EXERCISE DESCRIPTION: Find every line containing the word "свойства" in the records below; report only how many there are.

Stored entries
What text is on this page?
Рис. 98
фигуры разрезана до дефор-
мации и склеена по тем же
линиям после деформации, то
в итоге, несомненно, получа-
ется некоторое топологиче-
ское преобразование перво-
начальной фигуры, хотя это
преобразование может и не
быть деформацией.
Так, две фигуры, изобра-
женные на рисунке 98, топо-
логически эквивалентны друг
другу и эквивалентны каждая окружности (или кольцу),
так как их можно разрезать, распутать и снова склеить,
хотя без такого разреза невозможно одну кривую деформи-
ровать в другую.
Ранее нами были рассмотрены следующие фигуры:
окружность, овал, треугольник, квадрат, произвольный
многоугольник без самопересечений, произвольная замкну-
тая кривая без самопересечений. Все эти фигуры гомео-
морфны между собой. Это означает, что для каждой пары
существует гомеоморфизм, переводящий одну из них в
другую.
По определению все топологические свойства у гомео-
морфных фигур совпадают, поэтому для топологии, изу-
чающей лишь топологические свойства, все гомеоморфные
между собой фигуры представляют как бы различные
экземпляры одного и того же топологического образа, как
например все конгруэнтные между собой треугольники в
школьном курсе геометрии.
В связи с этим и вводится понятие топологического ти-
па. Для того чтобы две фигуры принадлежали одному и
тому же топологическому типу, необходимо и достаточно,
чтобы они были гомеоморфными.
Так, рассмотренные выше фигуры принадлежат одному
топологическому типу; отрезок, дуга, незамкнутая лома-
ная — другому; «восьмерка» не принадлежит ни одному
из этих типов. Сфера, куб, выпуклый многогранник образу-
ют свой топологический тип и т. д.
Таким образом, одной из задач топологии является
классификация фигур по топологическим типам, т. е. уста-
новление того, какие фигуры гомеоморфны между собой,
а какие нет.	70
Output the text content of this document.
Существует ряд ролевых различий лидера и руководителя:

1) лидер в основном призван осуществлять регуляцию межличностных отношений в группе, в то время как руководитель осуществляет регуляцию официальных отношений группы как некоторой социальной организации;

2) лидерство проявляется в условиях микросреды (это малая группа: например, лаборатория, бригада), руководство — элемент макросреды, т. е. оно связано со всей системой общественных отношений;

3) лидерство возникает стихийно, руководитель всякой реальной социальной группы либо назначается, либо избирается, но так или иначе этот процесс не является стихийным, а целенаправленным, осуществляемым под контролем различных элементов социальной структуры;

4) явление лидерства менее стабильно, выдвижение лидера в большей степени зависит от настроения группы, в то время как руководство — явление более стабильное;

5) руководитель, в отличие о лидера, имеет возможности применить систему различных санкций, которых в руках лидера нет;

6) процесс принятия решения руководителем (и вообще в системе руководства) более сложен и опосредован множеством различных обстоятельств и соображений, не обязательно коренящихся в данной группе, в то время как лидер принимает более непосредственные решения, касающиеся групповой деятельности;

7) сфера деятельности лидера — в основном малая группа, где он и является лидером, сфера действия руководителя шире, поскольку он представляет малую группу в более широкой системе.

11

SOLVED PROBLEM: 2